» **Data lines**:

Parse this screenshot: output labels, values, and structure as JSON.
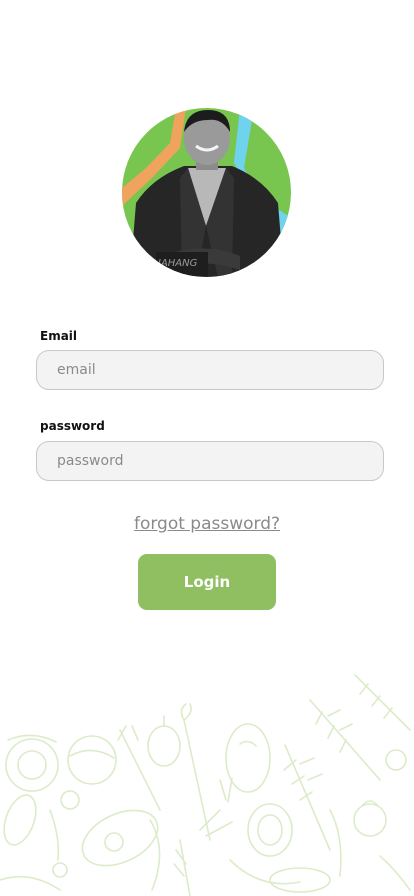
{
  "profile": {
    "avatar_caption": "JAHANG"
  },
  "form": {
    "email_label": "Email",
    "email_placeholder": "email",
    "email_value": "",
    "password_label": "password",
    "password_placeholder": "password",
    "password_value": "",
    "forgot_label": "forgot password?",
    "login_label": "Login"
  },
  "colors": {
    "accent": "#8fbf61",
    "input_background": "#f3f3f3",
    "avatar_background": "#78c64f",
    "pattern_stroke": "#dcebc9"
  }
}
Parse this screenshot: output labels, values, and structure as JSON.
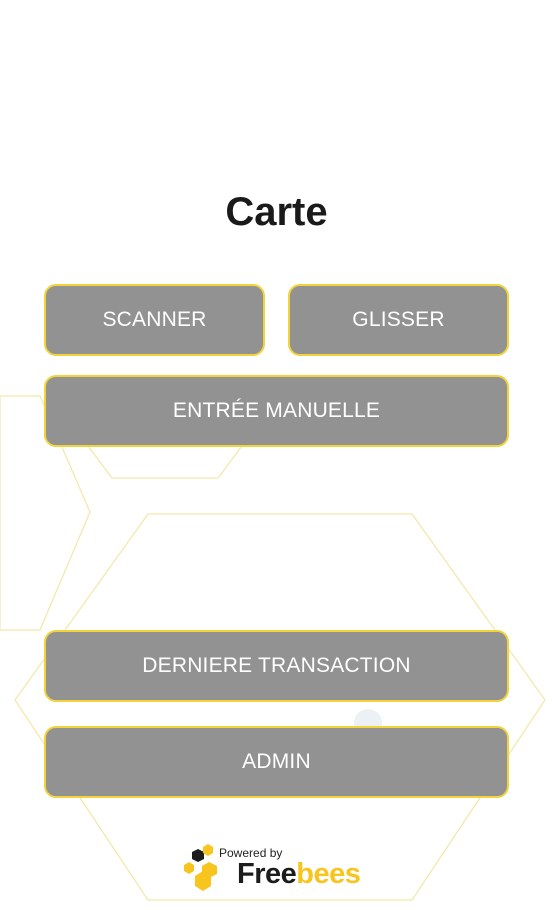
{
  "page": {
    "title": "Carte"
  },
  "buttons": {
    "scanner": "SCANNER",
    "glisser": "GLISSER",
    "manual_entry": "ENTRÉE MANUELLE",
    "last_transaction": "DERNIERE TRANSACTION",
    "admin": "ADMIN"
  },
  "footer": {
    "powered_by": "Powered by",
    "brand_part1": "Free",
    "brand_part2": "bees",
    "logo_icon": "honeycomb-icon"
  },
  "colors": {
    "button_bg": "#929292",
    "button_border": "#f2d33a",
    "brand_yellow": "#f7c51e",
    "brand_dark": "#1c1c1c",
    "title": "#1a1a1a"
  }
}
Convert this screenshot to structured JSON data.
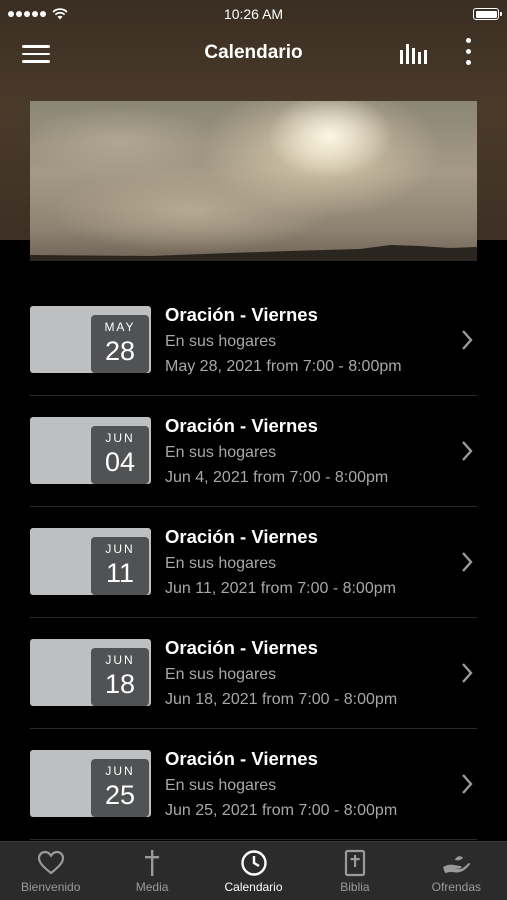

» **Task**:
The records above are to be reproduced exactly; the pictures are to be left out.

» **Task response**:
Parse this screenshot: output labels, values, and structure as JSON.
{
  "profile": {
    "avatar_caption": "JAHANG"
  },
  "form": {
    "email_label": "Email",
    "email_placeholder": "email",
    "email_value": "",
    "password_label": "password",
    "password_placeholder": "password",
    "password_value": "",
    "forgot_label": "forgot password?",
    "login_label": "Login"
  },
  "colors": {
    "accent": "#8fbf61",
    "input_background": "#f3f3f3",
    "avatar_background": "#78c64f",
    "pattern_stroke": "#dcebc9"
  }
}
Parse this screenshot: output labels, values, and structure as JSON.
{
  "page": {
    "title": "Carte"
  },
  "buttons": {
    "scanner": "SCANNER",
    "glisser": "GLISSER",
    "manual_entry": "ENTRÉE MANUELLE",
    "last_transaction": "DERNIERE TRANSACTION",
    "admin": "ADMIN"
  },
  "footer": {
    "powered_by": "Powered by",
    "brand_part1": "Free",
    "brand_part2": "bees",
    "logo_icon": "honeycomb-icon"
  },
  "colors": {
    "button_bg": "#929292",
    "button_border": "#f2d33a",
    "brand_yellow": "#f7c51e",
    "brand_dark": "#1c1c1c",
    "title": "#1a1a1a"
  }
}
Convert this screenshot to structured JSON data.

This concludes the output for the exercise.